Stated task:
Pull out every line containing the string "color".

Provided data:

┏━━

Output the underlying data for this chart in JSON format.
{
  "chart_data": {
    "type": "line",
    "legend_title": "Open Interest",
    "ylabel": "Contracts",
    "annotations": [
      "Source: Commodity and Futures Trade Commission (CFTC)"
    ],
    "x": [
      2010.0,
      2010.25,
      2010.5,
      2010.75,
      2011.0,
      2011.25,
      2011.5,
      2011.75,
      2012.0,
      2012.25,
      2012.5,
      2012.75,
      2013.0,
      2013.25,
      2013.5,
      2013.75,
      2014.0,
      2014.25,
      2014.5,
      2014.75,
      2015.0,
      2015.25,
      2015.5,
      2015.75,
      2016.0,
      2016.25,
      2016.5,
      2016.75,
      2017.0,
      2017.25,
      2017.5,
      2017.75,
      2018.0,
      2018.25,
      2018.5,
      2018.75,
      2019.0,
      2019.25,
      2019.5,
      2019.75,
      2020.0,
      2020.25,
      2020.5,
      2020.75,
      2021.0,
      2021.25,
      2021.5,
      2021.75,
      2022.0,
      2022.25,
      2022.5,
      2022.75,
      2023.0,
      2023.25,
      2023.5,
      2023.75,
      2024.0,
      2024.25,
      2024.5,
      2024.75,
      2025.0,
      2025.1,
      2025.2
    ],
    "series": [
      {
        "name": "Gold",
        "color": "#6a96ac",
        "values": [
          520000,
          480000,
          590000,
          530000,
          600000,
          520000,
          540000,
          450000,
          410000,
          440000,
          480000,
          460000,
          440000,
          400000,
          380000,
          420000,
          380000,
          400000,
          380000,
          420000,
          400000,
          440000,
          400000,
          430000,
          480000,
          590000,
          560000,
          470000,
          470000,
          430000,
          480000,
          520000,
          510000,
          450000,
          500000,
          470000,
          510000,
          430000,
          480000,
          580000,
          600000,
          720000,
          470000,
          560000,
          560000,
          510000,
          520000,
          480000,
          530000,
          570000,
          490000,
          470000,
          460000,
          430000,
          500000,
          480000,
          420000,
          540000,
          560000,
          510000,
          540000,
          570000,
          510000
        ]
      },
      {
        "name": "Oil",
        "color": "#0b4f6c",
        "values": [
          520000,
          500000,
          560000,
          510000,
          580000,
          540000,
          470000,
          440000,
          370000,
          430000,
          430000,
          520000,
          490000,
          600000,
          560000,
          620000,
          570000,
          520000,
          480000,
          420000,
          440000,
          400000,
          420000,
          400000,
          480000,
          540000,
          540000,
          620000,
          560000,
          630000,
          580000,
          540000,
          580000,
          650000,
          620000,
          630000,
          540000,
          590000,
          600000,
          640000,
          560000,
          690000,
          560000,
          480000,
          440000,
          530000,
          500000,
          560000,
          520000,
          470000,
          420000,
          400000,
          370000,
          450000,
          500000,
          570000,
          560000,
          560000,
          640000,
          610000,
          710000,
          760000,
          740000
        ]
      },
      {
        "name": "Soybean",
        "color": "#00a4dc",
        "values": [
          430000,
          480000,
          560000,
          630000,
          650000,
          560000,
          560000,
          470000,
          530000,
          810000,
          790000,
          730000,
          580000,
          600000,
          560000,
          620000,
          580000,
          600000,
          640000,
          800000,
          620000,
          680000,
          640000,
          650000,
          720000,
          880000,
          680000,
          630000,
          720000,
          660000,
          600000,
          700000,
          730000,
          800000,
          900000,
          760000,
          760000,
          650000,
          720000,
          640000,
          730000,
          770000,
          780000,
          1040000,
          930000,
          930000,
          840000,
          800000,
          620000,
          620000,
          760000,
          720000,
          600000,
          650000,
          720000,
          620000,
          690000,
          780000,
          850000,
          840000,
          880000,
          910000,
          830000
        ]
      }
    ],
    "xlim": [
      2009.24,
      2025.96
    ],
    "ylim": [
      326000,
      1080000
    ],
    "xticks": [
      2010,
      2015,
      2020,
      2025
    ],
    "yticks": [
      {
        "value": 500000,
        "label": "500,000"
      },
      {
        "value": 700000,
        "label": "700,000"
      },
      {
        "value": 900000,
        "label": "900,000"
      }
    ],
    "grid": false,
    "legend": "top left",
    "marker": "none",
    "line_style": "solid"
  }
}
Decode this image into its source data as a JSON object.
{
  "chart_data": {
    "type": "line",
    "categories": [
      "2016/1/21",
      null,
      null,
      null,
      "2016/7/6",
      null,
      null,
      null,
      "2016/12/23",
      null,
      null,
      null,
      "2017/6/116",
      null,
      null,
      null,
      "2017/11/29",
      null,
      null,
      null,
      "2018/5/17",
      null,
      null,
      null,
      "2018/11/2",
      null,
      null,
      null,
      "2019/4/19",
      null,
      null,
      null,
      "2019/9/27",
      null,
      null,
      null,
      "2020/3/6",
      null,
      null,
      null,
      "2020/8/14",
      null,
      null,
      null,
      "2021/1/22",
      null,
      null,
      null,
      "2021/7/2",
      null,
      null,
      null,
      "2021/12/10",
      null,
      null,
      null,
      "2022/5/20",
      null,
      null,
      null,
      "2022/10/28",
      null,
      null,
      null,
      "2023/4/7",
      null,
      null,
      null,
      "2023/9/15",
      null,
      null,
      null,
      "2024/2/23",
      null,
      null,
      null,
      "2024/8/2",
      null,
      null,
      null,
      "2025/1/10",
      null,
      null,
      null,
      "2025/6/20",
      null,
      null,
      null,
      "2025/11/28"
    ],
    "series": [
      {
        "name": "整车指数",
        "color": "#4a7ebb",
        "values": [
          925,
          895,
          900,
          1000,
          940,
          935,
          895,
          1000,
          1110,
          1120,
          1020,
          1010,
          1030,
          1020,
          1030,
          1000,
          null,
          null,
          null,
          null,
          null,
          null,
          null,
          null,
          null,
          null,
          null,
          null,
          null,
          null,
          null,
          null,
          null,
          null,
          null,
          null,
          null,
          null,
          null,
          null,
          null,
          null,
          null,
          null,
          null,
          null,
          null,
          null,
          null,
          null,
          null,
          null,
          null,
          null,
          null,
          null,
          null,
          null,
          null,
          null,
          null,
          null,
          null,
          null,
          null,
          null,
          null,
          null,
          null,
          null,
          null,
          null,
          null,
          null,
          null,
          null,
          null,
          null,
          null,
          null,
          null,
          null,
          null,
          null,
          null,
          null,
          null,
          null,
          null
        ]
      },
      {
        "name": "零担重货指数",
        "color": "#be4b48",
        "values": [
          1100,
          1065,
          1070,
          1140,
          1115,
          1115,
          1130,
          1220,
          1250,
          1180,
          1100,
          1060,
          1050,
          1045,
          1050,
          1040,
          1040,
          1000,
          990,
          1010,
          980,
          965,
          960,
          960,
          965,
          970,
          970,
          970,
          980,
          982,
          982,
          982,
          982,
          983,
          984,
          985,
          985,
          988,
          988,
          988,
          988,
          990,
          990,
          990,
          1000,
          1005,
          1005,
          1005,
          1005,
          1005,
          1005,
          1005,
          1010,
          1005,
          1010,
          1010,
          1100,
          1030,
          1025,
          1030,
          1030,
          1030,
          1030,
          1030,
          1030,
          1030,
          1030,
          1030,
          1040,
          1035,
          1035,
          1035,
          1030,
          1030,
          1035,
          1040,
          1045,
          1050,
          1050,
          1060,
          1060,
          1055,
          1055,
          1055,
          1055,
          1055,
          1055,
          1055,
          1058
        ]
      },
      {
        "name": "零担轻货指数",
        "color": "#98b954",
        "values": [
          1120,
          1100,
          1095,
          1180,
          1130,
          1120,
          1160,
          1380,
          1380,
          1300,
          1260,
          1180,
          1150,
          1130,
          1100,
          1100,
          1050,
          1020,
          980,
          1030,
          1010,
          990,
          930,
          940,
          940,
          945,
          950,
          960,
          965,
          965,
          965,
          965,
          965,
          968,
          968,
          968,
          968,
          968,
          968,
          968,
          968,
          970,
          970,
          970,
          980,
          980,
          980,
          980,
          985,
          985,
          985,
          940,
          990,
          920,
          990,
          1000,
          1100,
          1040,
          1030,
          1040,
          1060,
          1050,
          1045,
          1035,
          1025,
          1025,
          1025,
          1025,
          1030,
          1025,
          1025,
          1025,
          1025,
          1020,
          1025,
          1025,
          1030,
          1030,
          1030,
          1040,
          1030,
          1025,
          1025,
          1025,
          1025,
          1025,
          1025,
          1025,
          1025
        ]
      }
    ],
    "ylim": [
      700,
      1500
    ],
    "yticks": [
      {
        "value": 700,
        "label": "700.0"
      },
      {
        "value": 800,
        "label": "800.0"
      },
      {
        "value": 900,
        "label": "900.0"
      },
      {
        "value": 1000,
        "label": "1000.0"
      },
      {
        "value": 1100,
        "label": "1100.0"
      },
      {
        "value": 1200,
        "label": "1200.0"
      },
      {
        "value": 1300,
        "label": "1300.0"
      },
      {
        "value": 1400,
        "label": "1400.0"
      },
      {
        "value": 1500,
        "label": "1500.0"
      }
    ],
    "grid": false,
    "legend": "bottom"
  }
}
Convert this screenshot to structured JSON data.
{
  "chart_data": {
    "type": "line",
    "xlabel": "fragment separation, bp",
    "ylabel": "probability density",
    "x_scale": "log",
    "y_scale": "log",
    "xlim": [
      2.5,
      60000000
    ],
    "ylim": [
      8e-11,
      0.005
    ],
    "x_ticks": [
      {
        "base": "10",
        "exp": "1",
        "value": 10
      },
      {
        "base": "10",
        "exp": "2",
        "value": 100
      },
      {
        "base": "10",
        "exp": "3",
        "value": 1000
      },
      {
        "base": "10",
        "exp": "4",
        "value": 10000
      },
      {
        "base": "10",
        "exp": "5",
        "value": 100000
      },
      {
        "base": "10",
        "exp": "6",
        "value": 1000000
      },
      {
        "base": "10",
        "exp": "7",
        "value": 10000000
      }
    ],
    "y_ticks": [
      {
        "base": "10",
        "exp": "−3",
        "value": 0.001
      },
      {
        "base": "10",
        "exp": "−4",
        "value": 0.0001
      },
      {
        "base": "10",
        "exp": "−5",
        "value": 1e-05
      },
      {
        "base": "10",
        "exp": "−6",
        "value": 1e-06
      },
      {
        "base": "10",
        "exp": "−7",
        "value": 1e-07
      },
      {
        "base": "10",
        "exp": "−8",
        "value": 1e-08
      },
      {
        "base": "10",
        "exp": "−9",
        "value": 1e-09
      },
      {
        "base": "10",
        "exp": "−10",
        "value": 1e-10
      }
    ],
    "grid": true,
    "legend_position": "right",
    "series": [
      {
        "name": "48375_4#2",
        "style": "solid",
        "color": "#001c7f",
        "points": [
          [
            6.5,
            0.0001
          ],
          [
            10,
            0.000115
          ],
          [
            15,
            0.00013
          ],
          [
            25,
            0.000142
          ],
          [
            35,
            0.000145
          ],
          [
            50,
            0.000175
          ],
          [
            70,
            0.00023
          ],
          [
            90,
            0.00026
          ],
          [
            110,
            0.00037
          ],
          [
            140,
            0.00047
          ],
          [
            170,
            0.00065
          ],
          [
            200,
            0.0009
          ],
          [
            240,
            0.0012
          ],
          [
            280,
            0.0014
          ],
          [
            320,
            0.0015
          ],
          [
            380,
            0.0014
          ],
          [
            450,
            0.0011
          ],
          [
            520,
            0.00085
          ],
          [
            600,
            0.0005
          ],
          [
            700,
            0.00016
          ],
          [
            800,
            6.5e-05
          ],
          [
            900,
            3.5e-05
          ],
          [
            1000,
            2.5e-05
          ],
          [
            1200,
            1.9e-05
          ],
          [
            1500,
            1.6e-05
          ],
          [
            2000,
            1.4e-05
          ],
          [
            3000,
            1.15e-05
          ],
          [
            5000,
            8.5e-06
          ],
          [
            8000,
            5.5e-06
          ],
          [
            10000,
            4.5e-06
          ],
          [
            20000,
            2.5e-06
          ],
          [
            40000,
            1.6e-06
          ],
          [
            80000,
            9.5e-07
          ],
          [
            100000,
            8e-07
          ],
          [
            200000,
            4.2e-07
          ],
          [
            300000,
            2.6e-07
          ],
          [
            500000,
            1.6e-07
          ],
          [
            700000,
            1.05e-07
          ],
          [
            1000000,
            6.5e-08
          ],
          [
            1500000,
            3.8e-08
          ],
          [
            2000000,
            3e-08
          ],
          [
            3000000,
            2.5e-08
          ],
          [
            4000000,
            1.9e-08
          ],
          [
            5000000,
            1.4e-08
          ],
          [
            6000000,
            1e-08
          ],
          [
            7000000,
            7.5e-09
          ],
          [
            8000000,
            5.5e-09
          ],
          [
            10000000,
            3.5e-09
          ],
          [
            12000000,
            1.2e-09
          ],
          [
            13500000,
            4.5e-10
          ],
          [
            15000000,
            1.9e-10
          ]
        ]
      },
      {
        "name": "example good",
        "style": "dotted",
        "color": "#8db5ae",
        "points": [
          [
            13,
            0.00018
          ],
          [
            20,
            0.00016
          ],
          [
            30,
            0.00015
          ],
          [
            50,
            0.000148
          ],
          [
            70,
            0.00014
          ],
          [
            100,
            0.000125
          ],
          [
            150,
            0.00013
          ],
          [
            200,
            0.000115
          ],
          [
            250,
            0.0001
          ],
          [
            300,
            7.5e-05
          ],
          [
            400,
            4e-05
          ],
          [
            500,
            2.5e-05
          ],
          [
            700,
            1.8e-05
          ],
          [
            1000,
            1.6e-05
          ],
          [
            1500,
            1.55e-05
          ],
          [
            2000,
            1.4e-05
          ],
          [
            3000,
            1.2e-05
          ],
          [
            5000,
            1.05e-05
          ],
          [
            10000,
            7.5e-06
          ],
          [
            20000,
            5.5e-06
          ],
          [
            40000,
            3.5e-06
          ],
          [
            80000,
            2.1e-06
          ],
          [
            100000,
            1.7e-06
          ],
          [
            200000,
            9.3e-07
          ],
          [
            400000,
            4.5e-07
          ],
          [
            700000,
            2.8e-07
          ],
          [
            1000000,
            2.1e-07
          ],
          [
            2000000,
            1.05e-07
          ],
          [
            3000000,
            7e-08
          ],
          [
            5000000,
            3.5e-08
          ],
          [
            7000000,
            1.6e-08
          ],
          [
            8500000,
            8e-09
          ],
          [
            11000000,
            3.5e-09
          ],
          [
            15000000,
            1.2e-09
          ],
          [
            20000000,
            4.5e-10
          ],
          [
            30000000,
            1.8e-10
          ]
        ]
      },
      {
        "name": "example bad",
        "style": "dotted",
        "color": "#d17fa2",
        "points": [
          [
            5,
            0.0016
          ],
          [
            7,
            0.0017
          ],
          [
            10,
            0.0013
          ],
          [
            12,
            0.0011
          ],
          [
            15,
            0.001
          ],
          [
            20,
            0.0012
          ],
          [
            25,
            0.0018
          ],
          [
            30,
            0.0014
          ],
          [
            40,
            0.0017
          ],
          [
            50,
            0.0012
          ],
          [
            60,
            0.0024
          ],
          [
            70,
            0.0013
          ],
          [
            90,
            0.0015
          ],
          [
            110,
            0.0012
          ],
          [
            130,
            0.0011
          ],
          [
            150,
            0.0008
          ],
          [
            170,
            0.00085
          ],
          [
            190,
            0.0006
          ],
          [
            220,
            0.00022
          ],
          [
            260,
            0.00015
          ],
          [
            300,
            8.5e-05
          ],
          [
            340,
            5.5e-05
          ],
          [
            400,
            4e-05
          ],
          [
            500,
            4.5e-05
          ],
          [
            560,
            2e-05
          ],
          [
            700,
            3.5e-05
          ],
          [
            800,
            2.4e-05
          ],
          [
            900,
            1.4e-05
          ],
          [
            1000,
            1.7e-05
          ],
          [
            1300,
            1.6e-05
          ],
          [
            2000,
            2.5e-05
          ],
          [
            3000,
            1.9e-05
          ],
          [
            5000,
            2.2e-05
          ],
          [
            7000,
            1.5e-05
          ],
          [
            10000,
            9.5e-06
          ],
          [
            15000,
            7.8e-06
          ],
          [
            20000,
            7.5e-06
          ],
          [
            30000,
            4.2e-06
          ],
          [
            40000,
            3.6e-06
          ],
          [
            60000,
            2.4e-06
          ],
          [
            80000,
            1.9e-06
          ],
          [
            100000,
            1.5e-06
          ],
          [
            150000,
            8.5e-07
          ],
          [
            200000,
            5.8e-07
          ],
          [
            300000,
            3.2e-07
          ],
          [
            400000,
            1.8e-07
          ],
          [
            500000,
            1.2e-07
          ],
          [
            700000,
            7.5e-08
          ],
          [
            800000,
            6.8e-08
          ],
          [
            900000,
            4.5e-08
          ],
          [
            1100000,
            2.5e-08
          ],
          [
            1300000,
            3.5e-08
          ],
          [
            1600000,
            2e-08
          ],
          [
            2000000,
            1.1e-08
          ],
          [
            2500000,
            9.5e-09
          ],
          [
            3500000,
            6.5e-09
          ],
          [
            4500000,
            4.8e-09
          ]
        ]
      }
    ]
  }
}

┗━━

Exercise result:
        "color": "#6a96ac",
        "color": "#0b4f6c",
        "color": "#00a4dc",
        "color": "#4a7ebb",
        "color": "#be4b48",
        "color": "#98b954",
        "color": "#001c7f",
        "color": "#8db5ae",
        "color": "#d17fa2",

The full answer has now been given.